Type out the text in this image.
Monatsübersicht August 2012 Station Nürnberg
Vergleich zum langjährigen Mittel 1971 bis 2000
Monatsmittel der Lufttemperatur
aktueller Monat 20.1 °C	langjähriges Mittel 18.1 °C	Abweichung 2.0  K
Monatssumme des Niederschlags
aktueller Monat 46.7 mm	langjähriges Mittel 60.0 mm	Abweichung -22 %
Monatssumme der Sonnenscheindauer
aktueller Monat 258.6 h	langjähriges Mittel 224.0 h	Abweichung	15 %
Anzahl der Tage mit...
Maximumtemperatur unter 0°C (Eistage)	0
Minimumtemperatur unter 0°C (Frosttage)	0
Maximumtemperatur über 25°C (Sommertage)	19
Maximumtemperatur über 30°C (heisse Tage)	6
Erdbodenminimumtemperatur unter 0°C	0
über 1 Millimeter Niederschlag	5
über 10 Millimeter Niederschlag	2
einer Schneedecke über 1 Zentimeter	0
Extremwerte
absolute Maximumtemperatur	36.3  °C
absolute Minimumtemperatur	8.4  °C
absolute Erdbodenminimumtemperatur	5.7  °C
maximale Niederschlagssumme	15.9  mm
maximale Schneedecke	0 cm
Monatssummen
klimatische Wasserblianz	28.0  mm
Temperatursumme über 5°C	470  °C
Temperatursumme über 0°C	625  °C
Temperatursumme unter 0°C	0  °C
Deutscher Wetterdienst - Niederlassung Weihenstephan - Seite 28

What you need to do -
All of the lines above must be returned exactly.

Written reply -
Type out the text in this image.
Monatsübersicht August 2012 Station Nürnberg
Vergleich zum langjährigen Mittel 1971 bis 2000
Monatsmittel der Lufttemperatur
aktueller Monat 20.1 °C	langjähriges Mittel 18.1 °C	Abweichung 2.0  K
Monatssumme des Niederschlags
aktueller Monat 46.7 mm	langjähriges Mittel 60.0 mm	Abweichung -22 %
Monatssumme der Sonnenscheindauer
aktueller Monat 258.6 h	langjähriges Mittel 224.0 h	Abweichung	15 %
Anzahl der Tage mit...
Maximumtemperatur unter 0°C (Eistage)	0
Minimumtemperatur unter 0°C (Frosttage)	0
Maximumtemperatur über 25°C (Sommertage)	19
Maximumtemperatur über 30°C (heisse Tage)	6
Erdbodenminimumtemperatur unter 0°C	0
über 1 Millimeter Niederschlag	5
über 10 Millimeter Niederschlag	2
einer Schneedecke über 1 Zentimeter	0
Extremwerte
absolute Maximumtemperatur	36.3  °C
absolute Minimumtemperatur	8.4  °C
absolute Erdbodenminimumtemperatur	5.7  °C
maximale Niederschlagssumme	15.9  mm
maximale Schneedecke	0 cm
Monatssummen
klimatische Wasserblianz	28.0  mm
Temperatursumme über 5°C	470  °C
Temperatursumme über 0°C	625  °C
Temperatursumme unter 0°C	0  °C
Deutscher Wetterdienst - Niederlassung Weihenstephan - Seite 28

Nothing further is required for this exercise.